-- Start EXCERPTED TEXT --
Exhibit 99.1
SEPARATION AGREEMENT AND GENERAL
RELEASE
This Separation Agreement and
General Release (“Agreement”) is entered into between
M&F Bancorp, Inc., a holding company and corporation organized
under the laws of the State of North Carolina
(“Bancorp”) and its subsidiary, Mechanics &
Farmers Bank, a corporation organized under the laws of the State
of North Carolina (the “Bank”) (collectively referred
to as “Employer”), and Ronald Wiley
(“Executive”).
WHEREAS, Executive was previously
employed by Employer in the position of President and Chief
Executive Officer; and
WHEREAS, Executive previously served
on the Board of Directors for Bancorp and Bank; and
WHEREAS, Executive was a party to an
Executive Employment Agreement with Bancorp and Bank dated
May 9, 2005 (“Employment Agreement”);
and
WHEREAS, Executive’s
employment will terminate effective January 22, 2007,
(“Separation Date”); and
WHEREAS, Executive will resign as a
Director for Bancorp and Bank effective January 22, 2007;
and
WHEREAS, Employer and Executive
agree that it is in the best interest of each party that the terms
and conditions of Executive’s separation from employment be
expressly set forth.
-- End EXCERPTED TEXT --
▶ [THE TASK]
Please extend the separation agreement above, starting right after its last recital about setting forth the terms of separation.
-- Start EXTRACTED MATERIAL --
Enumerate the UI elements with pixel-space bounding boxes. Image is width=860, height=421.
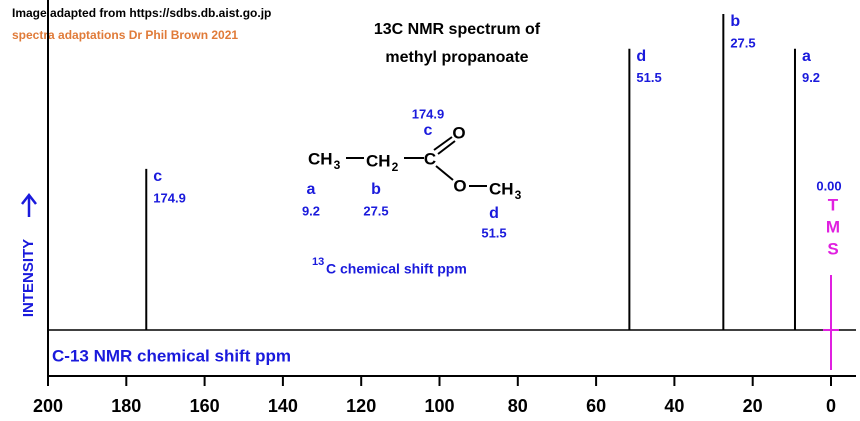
structure-shift: 9.2	[302, 203, 320, 218]
peak-letter: d	[636, 48, 646, 65]
peak-shift: 51.5	[636, 70, 661, 85]
peak-shift: 9.2	[802, 70, 820, 85]
x-tick-label: 0	[826, 396, 836, 416]
peak-letter: b	[730, 13, 740, 30]
structure-shift: 174.9	[412, 106, 445, 121]
x-tick-label: 20	[743, 396, 763, 416]
structure-bonds	[346, 136, 487, 187]
atom-subscript: 3	[515, 188, 522, 202]
x-tick-label: 100	[424, 396, 454, 416]
structure-letter: d	[489, 205, 499, 222]
structure-shift: 51.5	[481, 225, 506, 240]
peak-shift: 174.9	[153, 190, 186, 205]
intensity-arrow	[21, 192, 37, 217]
structure-letter: a	[307, 181, 316, 198]
credit: spectra adaptations Dr Phil Brown 2021	[12, 28, 238, 42]
tms-letter: M	[826, 217, 840, 236]
peak-letter: c	[153, 168, 162, 185]
x-tick-label: 60	[586, 396, 606, 416]
atom-subscript: 2	[392, 160, 399, 174]
tms-letter: T	[828, 195, 839, 214]
caption-superscript: 13	[312, 256, 324, 268]
tms-letter: S	[827, 239, 838, 258]
chart-title: methyl propanoate	[385, 49, 528, 66]
x-axis-label: C-13 NMR chemical shift ppm	[52, 346, 291, 365]
atom: CH	[489, 179, 514, 198]
atom: O	[453, 176, 466, 195]
x-tick-label: 120	[346, 396, 376, 416]
structure-letter: b	[371, 181, 381, 198]
atom: O	[452, 123, 465, 142]
caption: C chemical shift ppm	[326, 261, 467, 277]
structure-shift: 27.5	[363, 203, 388, 218]
atom: C	[424, 149, 436, 168]
x-tick-label: 80	[508, 396, 528, 416]
x-tick-label: 180	[111, 396, 141, 416]
atom: CH	[308, 149, 333, 168]
y-axis-label: INTENSITY	[20, 239, 37, 317]
peak-shift: 27.5	[730, 35, 755, 50]
atom: CH	[366, 151, 391, 170]
x-tick-label: 160	[190, 396, 220, 416]
structure-letter: c	[424, 122, 433, 139]
x-tick-label: 140	[268, 396, 298, 416]
chart-title: 13C NMR spectrum of	[374, 21, 541, 38]
tms-shift: 0.00	[816, 178, 841, 193]
x-tick-label: 200	[33, 396, 63, 416]
atom-subscript: 3	[334, 158, 341, 172]
x-tick-label: 40	[664, 396, 684, 416]
source: Image adapted from https://sdbs.db.aist.…	[12, 6, 271, 20]
peak-letter: a	[802, 48, 811, 65]
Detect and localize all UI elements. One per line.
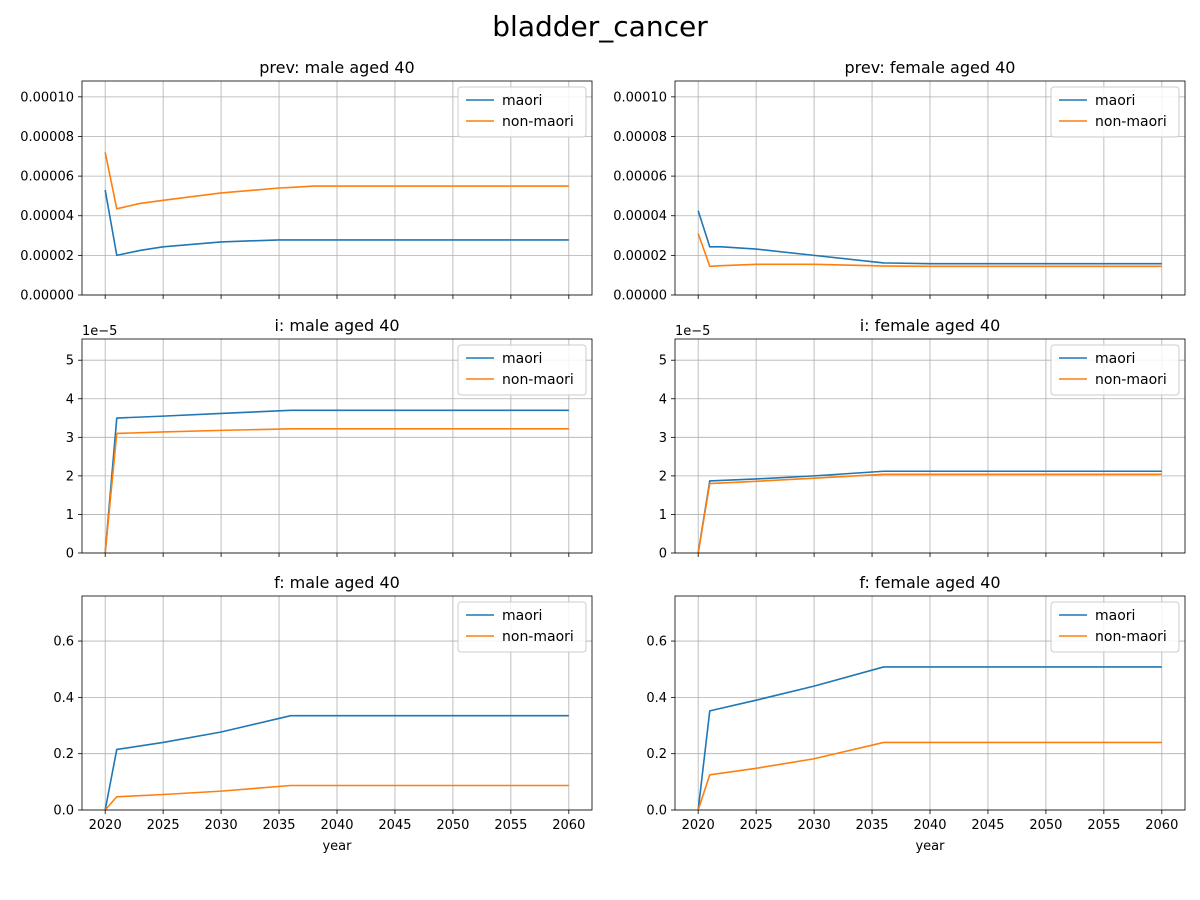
x-tick-label: 2030 [205, 818, 238, 833]
y-tick-label: 0.00008 [20, 130, 74, 145]
y-tick-label: 2 [659, 469, 667, 484]
x-tick-label: 2035 [855, 818, 888, 833]
y-tick-label: 0.00000 [613, 289, 667, 304]
x-axis-label: year [915, 839, 945, 854]
series-line-non-maori [104, 152, 569, 210]
y-tick-label: 0.00004 [20, 209, 74, 224]
y-tick-label: 0.00004 [613, 209, 667, 224]
legend-label: non-maori [1095, 114, 1167, 130]
subplot-6: 2020 2025 2030 2035 2040 2045 2050 2055 2060 0.0 0… [646, 573, 1186, 854]
series-line-maori [697, 666, 1162, 811]
legend-label: non-maori [502, 114, 574, 130]
x-tick-label: 2050 [436, 818, 469, 833]
y-tick-label: 0.0 [646, 804, 667, 819]
x-tick-label: 2050 [1029, 818, 1062, 833]
legend-label: maori [502, 93, 542, 109]
x-tick-label: 2025 [740, 818, 773, 833]
legend: maori non-maori [457, 601, 587, 653]
subplot-2: 0.00000 0.00002 0.00004 0.00006 0.00008 0.000… [613, 58, 1186, 304]
y-tick-label: 0.4 [53, 691, 74, 706]
subplot-title: f: male aged 40 [274, 573, 400, 592]
x-tick-label: 2060 [552, 818, 585, 833]
x-tick-label: 2030 [798, 818, 831, 833]
x-tick-label: 2045 [378, 818, 411, 833]
x-tick-label: 2055 [1087, 818, 1120, 833]
legend-label: non-maori [502, 372, 574, 388]
axis-offset-text: 1e−5 [82, 324, 117, 339]
y-tick-label: 0.00010 [613, 90, 667, 105]
legend-label: non-maori [1095, 629, 1167, 645]
series-line-non-maori [697, 741, 1162, 811]
x-tick-label: 2025 [147, 818, 180, 833]
legend: maori non-maori [1050, 344, 1180, 396]
y-tick-label: 5 [659, 354, 667, 369]
y-tick-label: 3 [659, 431, 667, 446]
legend: maori non-maori [457, 344, 587, 396]
legend-label: maori [502, 608, 542, 624]
x-tick-label: 2040 [320, 818, 353, 833]
y-tick-label: 0.2 [53, 747, 74, 762]
y-tick-label: 0.2 [646, 747, 667, 762]
y-tick-label: 0.00002 [613, 249, 667, 264]
series-line-non-maori [104, 784, 569, 811]
subplot-4: 0 1 2 3 4 5 1e−5 i: female aged 40 maori non-maor… [659, 316, 1186, 562]
y-tick-label: 0.00006 [613, 170, 667, 185]
subplot-title: i: female aged 40 [860, 316, 1001, 335]
series-line-non-maori [104, 428, 569, 554]
y-tick-label: 5 [66, 354, 74, 369]
subplot-title: prev: male aged 40 [259, 58, 414, 77]
y-tick-label: 0.00006 [20, 170, 74, 185]
legend-label: maori [1095, 93, 1135, 109]
subplot-1: 0.00000 0.00002 0.00004 0.00006 0.00008 0.000… [20, 58, 593, 304]
y-tick-label: 0.6 [53, 635, 74, 650]
y-tick-label: 0.00008 [613, 130, 667, 145]
series-line-maori [104, 409, 569, 554]
y-tick-label: 0.6 [646, 635, 667, 650]
axis-offset-text: 1e−5 [675, 324, 710, 339]
series-line-maori [697, 210, 1162, 265]
x-tick-label: 2040 [913, 818, 946, 833]
series-line-maori [104, 189, 569, 257]
legend-label: maori [502, 351, 542, 367]
series-line-non-maori [697, 473, 1162, 554]
subplot-5: 2020 2025 2030 2035 2040 2045 2050 2055 2060 0.0 0… [53, 573, 593, 854]
legend-label: maori [1095, 351, 1135, 367]
y-tick-label: 1 [66, 508, 74, 523]
x-tick-label: 2035 [262, 818, 295, 833]
x-tick-label: 2020 [89, 818, 122, 833]
series-line-maori [104, 714, 569, 811]
legend: maori non-maori [1050, 601, 1180, 653]
x-tick-label: 2060 [1145, 818, 1178, 833]
x-axis-label: year [322, 839, 352, 854]
x-tick-label: 2045 [971, 818, 1004, 833]
subplot-3: 0 1 2 3 4 5 1e−5 i: male aged 40 maori non-maori [66, 316, 593, 562]
y-tick-label: 2 [66, 469, 74, 484]
y-tick-label: 0 [659, 547, 667, 562]
y-tick-label: 4 [659, 392, 667, 407]
subplot-title: f: female aged 40 [859, 573, 1000, 592]
legend: maori non-maori [457, 86, 587, 138]
y-tick-label: 0.00010 [20, 90, 74, 105]
x-tick-label: 2020 [682, 818, 715, 833]
figure-title: bladder_cancer [492, 10, 708, 43]
legend-label: non-maori [1095, 372, 1167, 388]
subplot-title: i: male aged 40 [274, 316, 399, 335]
y-tick-label: 3 [66, 431, 74, 446]
y-tick-label: 0.00002 [20, 249, 74, 264]
legend: maori non-maori [1050, 86, 1180, 138]
subplot-title: prev: female aged 40 [845, 58, 1016, 77]
legend-label: non-maori [502, 629, 574, 645]
y-tick-label: 1 [659, 508, 667, 523]
y-tick-label: 0.0 [53, 804, 74, 819]
y-tick-label: 0.00000 [20, 289, 74, 304]
series-line-non-maori [697, 233, 1162, 268]
y-tick-label: 0 [66, 547, 74, 562]
y-tick-label: 0.4 [646, 691, 667, 706]
legend-label: maori [1095, 608, 1135, 624]
x-tick-label: 2055 [494, 818, 527, 833]
y-tick-label: 4 [66, 392, 74, 407]
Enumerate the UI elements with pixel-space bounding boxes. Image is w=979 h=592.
-- End EXTRACTED MATERIAL --
▶ [RIGHT ANSWER]
NOW, THEREFORE, in consideration of
the agreement and mutual covenants of the parties as contained in
this Agreement, the parties agree as follows:
1. Severance Payments . In
exchange for the promises made by Executive in this Agreement and
his performance of those promises, Employer will pay Executive his
salary at Executive’s current base pay through
December 31, 2007, subject to applicable withholdings
(“Severance Payments”). Employer shall pay such
Severance Payments on its regularly scheduled paydays, the first of
which to be paid on the next regularly scheduled pay day following
the eighth day after Executive’s execution of this
Agreement.
2. COBRA Continuation .
Subject to Executive’s full acceptance of this Agreement,
Employer will pay all expenses associated with the continuation of
Executive’s health plan coverage under the Consolidated
Omnibus Budget Reconciliation Act of 1985 (“COBRA”)
through December 31, 2007, unless Executive secures comparable
coverage through another employer prior to such time. If Executive
declines to accept this Agreement, Executive will still have all
rights under COBRA; however, Executive will be responsible for
paying all expenses associated with the continuation of health plan
coverage.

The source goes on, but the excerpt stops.